◆ **Exercise description**
Reproduce only the lines from the line containing "Convert this chart to structured JSON data." to the end of the entries below, including both of those lines.

◆ **Provided material**
--*--

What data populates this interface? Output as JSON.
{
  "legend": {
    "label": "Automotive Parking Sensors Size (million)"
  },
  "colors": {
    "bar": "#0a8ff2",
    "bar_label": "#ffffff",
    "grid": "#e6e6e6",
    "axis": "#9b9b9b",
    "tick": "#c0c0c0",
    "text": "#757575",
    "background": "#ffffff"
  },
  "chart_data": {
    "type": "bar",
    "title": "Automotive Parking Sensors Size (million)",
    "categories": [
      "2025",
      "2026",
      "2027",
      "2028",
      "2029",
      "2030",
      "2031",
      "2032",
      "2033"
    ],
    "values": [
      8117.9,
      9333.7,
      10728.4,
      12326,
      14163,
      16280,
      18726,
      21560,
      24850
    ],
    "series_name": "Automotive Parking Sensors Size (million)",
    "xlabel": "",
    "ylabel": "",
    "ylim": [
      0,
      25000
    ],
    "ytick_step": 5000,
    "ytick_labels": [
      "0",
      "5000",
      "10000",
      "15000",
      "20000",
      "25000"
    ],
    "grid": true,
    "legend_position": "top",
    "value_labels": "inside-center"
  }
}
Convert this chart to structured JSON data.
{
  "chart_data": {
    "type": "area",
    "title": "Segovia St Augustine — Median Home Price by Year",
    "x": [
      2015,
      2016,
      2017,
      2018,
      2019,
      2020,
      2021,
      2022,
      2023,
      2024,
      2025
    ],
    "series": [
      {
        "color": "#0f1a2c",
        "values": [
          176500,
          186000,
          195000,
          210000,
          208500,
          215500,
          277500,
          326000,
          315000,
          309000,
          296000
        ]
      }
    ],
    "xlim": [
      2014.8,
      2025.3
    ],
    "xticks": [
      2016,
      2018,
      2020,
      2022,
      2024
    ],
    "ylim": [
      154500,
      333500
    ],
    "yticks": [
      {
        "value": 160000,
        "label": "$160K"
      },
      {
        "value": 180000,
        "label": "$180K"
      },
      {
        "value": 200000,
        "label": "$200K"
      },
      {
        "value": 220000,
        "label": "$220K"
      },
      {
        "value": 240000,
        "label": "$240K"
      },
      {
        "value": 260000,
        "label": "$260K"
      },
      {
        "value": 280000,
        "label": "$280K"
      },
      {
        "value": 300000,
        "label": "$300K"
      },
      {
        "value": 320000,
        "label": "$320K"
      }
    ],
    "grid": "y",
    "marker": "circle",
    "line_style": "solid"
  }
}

--*--

◆ **Written reply**
Convert this chart to structured JSON data.
{
  "chart_data": {
    "type": "area",
    "title": "Segovia St Augustine — Median Home Price by Year",
    "x": [
      2015,
      2016,
      2017,
      2018,
      2019,
      2020,
      2021,
      2022,
      2023,
      2024,
      2025
    ],
    "series": [
      {
        "color": "#0f1a2c",
        "values": [
          176500,
          186000,
          195000,
          210000,
          208500,
          215500,
          277500,
          326000,
          315000,
          309000,
          296000
        ]
      }
    ],
    "xlim": [
      2014.8,
      2025.3
    ],
    "xticks": [
      2016,
      2018,
      2020,
      2022,
      2024
    ],
    "ylim": [
      154500,
      333500
    ],
    "yticks": [
      {
        "value": 160000,
        "label": "$160K"
      },
      {
        "value": 180000,
        "label": "$180K"
      },
      {
        "value": 200000,
        "label": "$200K"
      },
      {
        "value": 220000,
        "label": "$220K"
      },
      {
        "value": 240000,
        "label": "$240K"
      },
      {
        "value": 260000,
        "label": "$260K"
      },
      {
        "value": 280000,
        "label": "$280K"
      },
      {
        "value": 300000,
        "label": "$300K"
      },
      {
        "value": 320000,
        "label": "$320K"
      }
    ],
    "grid": "y",
    "marker": "circle",
    "line_style": "solid"
  }
}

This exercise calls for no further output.